_GIVEN TEXT_.
..........
Allow public connections to local Ruby on Rails Development Server

I am setting up a RoR development environment on a Windows machine. I was wondering how I can set it up so a few friends of mine can have access to the web server and monitor the progress?

It would only be 2 or 3 people connecting at anytime time max.


Solution 1:

The simplest way requires NO additional installations: just add a single option to your rails server (or rails s) command when you start up the server:

rails s --binding=0.0.0.0

The 0.0.0.0 address means "listen to requests from anywhere." On many systems, the default is 127.0.0.1, which means "listen to requests from localhost only."

(If you don't also specify a -p or --port option, then the port shall be 3000, as usual.)

Solution 2:

You can tell your development server to listen on your publicly accessible interface:

If you're running a server via rails server, you can specify the IP to listen on via -b <ip> or --binding=<ip>. By default, the server listens on 0.0.0.0, that is, only for local connections.

Usage: rails server [mongrel, thin, etc] [options]
    -p, --port=port                  Runs Rails on the specified port.
..........
_SUPPLIED DATA_.
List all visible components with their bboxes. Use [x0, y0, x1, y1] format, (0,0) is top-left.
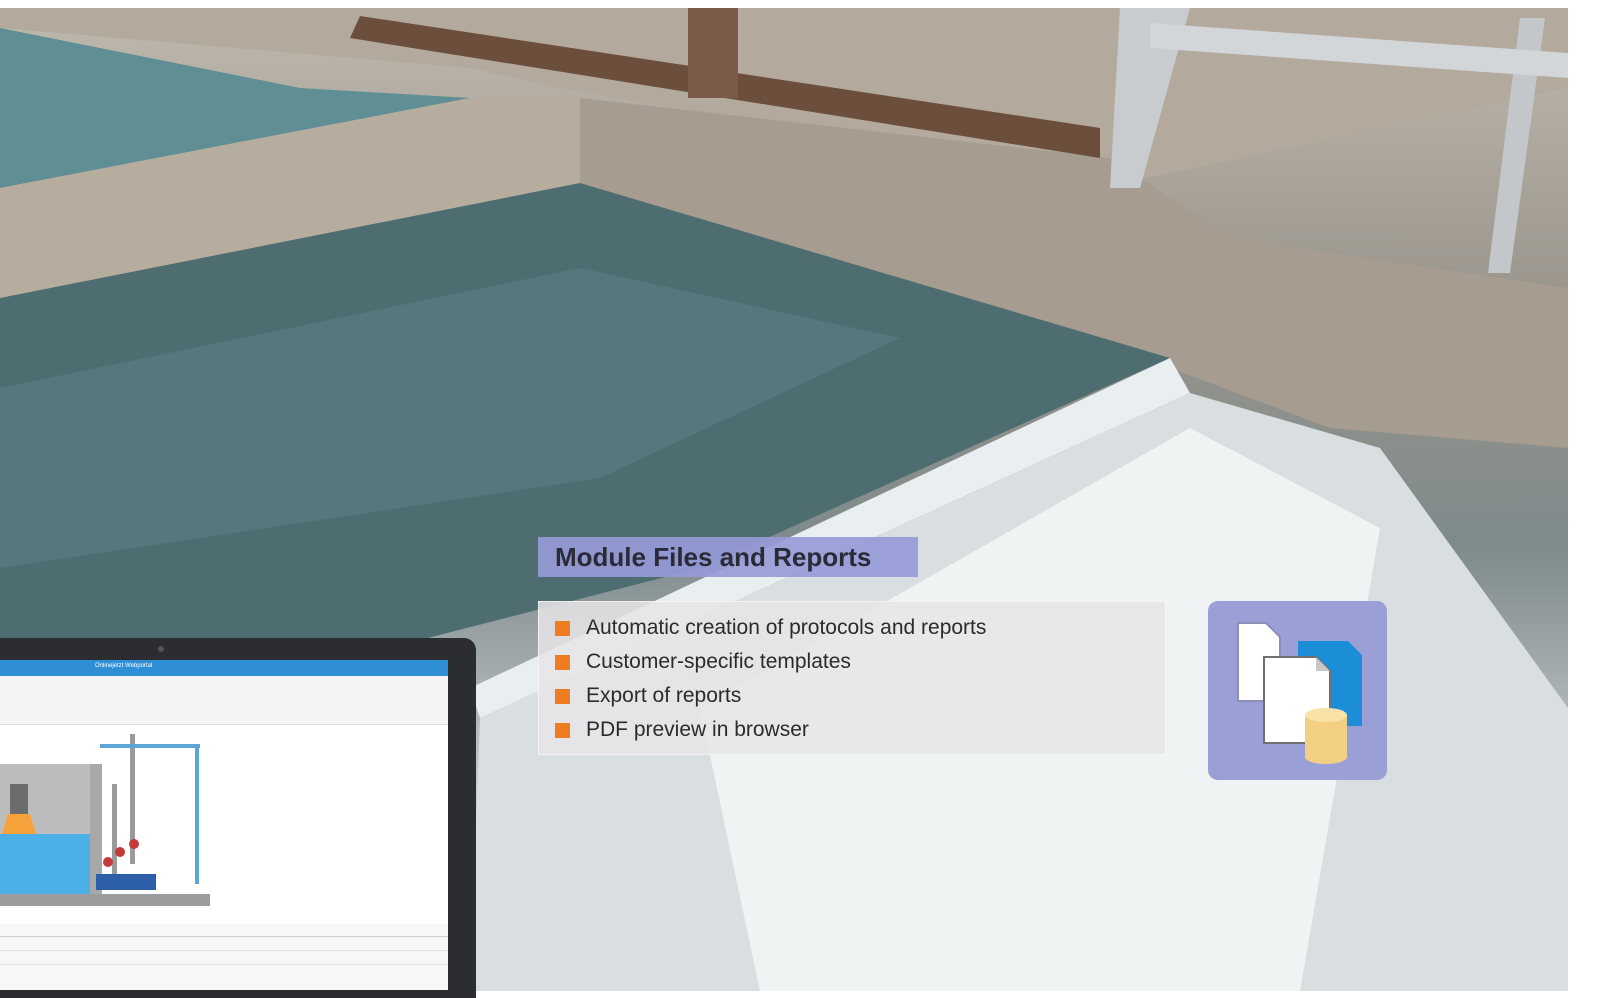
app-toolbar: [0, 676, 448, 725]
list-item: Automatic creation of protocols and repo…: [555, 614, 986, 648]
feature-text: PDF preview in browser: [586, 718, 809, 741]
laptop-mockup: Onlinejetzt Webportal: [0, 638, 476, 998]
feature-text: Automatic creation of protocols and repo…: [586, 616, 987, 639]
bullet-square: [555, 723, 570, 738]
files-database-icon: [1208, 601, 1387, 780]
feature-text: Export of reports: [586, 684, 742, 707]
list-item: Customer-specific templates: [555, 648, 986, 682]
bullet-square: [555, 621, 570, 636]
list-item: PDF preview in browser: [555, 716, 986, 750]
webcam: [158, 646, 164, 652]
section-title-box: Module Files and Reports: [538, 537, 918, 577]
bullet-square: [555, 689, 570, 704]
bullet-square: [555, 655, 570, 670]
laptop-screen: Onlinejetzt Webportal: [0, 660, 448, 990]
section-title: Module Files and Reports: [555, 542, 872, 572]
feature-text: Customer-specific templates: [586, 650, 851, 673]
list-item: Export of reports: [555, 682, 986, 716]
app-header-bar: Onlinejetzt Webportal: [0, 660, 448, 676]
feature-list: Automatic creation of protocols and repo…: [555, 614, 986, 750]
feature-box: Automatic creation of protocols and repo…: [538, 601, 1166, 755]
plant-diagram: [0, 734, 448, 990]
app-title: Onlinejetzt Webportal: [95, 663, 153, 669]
..........
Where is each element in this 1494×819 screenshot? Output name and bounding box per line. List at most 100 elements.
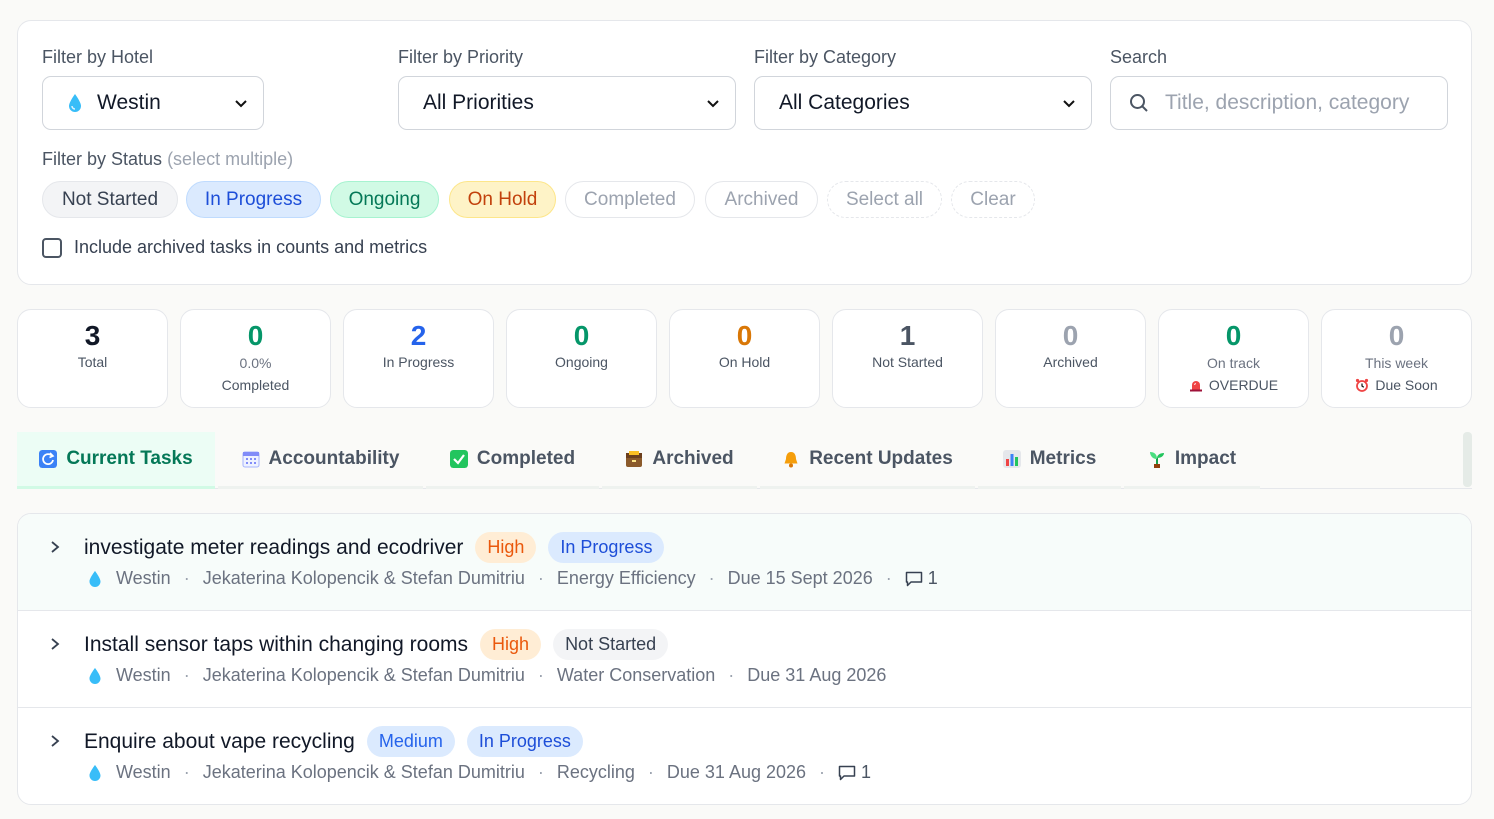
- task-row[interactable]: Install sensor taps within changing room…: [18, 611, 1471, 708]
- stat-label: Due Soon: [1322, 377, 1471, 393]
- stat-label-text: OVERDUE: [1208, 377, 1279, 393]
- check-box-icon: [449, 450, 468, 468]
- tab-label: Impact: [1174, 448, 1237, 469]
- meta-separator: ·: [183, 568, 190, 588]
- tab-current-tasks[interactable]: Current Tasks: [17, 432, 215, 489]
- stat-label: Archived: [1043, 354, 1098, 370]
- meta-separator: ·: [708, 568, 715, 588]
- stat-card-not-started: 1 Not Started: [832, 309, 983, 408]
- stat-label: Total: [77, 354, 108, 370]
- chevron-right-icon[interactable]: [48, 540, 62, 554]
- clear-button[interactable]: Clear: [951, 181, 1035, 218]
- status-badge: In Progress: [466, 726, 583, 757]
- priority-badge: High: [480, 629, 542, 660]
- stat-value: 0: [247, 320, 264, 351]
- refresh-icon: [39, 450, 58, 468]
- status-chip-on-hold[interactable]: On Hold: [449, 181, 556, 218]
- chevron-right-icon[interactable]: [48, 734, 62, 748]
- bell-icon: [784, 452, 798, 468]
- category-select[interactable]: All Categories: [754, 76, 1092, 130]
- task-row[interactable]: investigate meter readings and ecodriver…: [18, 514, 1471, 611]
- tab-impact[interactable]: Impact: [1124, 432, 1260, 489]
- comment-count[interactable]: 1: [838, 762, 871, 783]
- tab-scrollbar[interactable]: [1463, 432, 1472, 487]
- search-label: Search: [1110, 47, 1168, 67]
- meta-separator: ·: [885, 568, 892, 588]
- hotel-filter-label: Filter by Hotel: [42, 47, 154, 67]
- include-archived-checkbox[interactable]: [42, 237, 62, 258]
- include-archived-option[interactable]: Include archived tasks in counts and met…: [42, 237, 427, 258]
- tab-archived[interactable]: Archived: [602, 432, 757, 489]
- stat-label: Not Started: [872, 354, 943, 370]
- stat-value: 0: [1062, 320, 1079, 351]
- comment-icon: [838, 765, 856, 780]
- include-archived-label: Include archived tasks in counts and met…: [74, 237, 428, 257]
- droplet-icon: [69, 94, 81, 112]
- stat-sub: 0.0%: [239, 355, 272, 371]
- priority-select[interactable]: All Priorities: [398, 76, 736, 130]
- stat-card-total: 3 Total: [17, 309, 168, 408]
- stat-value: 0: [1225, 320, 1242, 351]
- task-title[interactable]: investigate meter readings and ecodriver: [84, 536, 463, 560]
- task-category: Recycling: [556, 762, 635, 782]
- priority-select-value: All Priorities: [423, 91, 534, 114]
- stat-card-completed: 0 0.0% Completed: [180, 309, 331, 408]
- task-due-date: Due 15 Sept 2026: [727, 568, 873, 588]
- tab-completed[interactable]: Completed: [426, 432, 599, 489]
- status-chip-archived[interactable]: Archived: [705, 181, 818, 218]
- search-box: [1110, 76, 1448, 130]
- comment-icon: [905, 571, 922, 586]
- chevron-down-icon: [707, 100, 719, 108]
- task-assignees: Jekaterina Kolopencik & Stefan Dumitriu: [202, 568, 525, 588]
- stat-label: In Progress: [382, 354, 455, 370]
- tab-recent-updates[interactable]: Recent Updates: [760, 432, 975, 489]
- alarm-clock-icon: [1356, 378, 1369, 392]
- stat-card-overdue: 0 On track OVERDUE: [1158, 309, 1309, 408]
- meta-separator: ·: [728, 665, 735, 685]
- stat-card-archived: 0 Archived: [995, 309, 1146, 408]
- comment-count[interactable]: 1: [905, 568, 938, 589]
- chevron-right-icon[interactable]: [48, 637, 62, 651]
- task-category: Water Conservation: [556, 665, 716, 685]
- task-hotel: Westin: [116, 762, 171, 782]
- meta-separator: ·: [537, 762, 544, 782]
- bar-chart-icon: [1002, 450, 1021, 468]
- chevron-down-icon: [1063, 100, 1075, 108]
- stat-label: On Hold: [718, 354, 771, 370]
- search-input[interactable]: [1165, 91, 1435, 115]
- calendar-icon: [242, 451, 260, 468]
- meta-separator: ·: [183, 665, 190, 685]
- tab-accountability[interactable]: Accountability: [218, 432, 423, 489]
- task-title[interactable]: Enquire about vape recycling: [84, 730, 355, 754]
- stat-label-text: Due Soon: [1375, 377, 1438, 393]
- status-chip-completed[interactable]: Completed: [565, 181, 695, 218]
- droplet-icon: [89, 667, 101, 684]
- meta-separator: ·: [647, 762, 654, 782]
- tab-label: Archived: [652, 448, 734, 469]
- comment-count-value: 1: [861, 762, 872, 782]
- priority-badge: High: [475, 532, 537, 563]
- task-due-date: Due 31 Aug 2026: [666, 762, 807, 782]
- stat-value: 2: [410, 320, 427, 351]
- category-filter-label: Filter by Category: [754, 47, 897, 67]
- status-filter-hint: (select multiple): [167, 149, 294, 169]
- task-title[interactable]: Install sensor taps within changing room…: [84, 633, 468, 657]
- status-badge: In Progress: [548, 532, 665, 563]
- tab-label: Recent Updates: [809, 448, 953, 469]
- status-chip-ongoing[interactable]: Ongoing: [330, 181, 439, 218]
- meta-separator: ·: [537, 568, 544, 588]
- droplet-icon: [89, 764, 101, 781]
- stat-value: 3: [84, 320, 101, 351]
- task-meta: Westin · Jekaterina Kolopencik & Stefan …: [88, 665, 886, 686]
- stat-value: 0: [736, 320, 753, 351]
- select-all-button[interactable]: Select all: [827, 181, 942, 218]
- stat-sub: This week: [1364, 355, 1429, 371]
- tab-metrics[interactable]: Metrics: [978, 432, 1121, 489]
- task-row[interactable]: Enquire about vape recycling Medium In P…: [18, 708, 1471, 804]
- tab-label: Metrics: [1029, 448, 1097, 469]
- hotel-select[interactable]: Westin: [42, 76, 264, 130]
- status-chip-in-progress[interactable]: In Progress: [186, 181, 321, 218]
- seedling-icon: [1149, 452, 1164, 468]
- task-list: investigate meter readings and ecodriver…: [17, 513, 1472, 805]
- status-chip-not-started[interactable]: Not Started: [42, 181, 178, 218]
..........
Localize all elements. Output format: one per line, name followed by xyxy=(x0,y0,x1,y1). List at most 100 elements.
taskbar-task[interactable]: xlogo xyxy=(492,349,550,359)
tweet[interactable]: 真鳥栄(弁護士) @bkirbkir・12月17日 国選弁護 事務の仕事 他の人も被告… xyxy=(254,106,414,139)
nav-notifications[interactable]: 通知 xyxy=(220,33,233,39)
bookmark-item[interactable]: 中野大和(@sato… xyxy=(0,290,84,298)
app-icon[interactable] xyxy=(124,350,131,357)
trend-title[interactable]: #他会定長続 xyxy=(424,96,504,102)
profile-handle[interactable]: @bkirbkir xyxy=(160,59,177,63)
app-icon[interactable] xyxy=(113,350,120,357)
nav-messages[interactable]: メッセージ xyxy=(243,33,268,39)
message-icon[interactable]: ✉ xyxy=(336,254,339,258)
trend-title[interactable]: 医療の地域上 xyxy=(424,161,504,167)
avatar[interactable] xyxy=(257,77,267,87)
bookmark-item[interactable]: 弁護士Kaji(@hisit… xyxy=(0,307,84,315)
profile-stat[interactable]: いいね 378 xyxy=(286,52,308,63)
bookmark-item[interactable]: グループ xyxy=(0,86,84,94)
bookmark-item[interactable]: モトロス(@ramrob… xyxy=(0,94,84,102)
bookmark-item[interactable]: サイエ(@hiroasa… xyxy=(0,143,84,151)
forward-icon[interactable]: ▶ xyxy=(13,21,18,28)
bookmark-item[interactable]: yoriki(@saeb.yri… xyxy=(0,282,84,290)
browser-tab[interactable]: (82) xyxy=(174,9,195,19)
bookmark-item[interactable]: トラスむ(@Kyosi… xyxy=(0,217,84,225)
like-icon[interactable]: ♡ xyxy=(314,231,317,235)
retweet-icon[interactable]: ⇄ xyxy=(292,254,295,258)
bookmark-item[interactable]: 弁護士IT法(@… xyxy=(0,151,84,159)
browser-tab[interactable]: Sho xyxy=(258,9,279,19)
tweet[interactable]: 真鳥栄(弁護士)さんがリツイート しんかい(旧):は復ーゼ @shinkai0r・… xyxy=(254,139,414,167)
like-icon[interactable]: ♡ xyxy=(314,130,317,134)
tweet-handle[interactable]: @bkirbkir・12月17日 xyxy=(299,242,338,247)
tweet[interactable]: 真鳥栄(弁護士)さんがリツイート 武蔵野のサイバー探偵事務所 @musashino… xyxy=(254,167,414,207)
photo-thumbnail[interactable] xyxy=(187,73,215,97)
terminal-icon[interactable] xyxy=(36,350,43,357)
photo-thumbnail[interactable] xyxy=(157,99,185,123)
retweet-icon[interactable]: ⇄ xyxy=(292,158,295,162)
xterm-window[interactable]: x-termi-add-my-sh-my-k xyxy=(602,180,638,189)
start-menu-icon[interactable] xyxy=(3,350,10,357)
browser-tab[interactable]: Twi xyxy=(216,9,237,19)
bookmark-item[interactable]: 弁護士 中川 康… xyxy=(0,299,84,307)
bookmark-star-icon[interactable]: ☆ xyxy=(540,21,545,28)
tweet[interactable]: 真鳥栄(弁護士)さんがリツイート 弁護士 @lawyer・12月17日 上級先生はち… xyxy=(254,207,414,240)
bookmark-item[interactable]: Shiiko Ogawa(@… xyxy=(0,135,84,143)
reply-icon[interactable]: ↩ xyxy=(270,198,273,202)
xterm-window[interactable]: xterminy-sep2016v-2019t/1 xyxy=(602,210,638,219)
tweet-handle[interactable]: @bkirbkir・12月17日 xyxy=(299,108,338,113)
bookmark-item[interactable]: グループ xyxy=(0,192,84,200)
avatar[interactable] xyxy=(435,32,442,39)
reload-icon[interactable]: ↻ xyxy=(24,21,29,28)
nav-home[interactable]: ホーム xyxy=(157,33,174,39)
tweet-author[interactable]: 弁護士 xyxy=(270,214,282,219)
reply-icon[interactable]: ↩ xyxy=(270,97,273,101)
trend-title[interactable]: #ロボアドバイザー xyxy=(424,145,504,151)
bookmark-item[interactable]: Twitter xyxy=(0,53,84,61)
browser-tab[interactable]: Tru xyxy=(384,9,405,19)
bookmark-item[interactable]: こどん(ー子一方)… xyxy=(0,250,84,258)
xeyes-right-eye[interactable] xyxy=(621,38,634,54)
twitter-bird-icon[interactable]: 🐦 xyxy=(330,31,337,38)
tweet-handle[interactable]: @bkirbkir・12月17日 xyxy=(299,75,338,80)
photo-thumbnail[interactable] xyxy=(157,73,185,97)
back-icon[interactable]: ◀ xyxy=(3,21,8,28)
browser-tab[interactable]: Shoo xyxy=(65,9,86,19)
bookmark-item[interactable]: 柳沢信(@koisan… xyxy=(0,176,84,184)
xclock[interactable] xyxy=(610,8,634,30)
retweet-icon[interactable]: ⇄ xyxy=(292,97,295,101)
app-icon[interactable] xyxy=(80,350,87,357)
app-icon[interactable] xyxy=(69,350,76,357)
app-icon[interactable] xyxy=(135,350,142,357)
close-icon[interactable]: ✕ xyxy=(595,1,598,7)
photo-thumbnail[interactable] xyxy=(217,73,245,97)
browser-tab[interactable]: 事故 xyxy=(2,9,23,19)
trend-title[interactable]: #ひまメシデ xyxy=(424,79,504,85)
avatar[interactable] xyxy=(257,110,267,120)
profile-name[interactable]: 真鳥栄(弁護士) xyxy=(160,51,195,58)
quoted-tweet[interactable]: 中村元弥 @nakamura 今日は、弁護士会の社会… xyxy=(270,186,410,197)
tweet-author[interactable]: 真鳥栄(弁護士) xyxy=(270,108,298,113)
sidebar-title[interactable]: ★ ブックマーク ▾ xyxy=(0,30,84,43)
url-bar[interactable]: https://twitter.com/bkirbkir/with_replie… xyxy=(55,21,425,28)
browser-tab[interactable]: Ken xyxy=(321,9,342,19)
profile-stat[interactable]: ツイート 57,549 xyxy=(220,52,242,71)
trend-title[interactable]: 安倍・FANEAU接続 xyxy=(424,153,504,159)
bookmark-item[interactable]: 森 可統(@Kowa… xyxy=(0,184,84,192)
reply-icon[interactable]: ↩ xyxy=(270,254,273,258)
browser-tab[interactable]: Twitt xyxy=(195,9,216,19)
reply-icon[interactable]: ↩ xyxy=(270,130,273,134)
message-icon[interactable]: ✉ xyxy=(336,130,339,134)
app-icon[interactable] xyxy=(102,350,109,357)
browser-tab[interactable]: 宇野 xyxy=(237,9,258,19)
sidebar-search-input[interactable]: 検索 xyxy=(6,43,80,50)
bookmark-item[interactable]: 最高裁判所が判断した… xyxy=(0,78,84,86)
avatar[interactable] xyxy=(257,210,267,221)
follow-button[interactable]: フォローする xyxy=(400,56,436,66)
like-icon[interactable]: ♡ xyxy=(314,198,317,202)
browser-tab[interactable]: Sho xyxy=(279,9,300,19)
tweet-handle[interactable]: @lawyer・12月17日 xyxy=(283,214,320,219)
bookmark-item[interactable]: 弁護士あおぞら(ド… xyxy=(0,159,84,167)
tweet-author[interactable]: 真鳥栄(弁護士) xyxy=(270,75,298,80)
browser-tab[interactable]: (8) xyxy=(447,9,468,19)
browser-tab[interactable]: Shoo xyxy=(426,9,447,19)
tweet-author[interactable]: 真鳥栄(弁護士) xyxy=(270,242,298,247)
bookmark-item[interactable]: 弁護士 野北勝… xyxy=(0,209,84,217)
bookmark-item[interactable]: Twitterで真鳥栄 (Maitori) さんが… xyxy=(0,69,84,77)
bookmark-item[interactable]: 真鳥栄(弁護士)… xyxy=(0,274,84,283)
..........
_TASK LIST_.
**a)** In the text on opening a Rails development server to outside connections, which port does the server use if no -p or --port option is given?
**b)** Pick up the text on opening a Rails development server to outside connections from its final line and keep writing.
The rows play no part in what comes next.

_RESPONSES FOR EACH TASK_.
**a)** Port 3000.

**b)**
                                     Default: 3000
    -b, --binding=ip                 Binds Rails to the specified ip.
                                     Default: 0.0.0.0

You can instead find out what your machine's network address is and bind to that address instead, but you will have to forward ports and figure out what your publicly routable IP address is on the Internet; this is outside the bounds of Stack Overflow.

Solution 3:

Give localtunnel a go. It's a ruby gem so you shouldn't have any problem getting it going:

gem install localtunnel
localtunnel 3000

The first time you do that it'll ask you for an ssh key, but once you've got that set it'll show you the public url that you can share. Anything running on the specified port will get exposed at that url.

Showoff-io looks like a similar service, but I haven't used it so I can't comment. Also, it's paid and requires signup.

Solution 4:

As someone suggested, use ngrok.

It's stupidly easy.

Solution 5:

Allow remote connections by binding the Rails server to 0.0.0.0.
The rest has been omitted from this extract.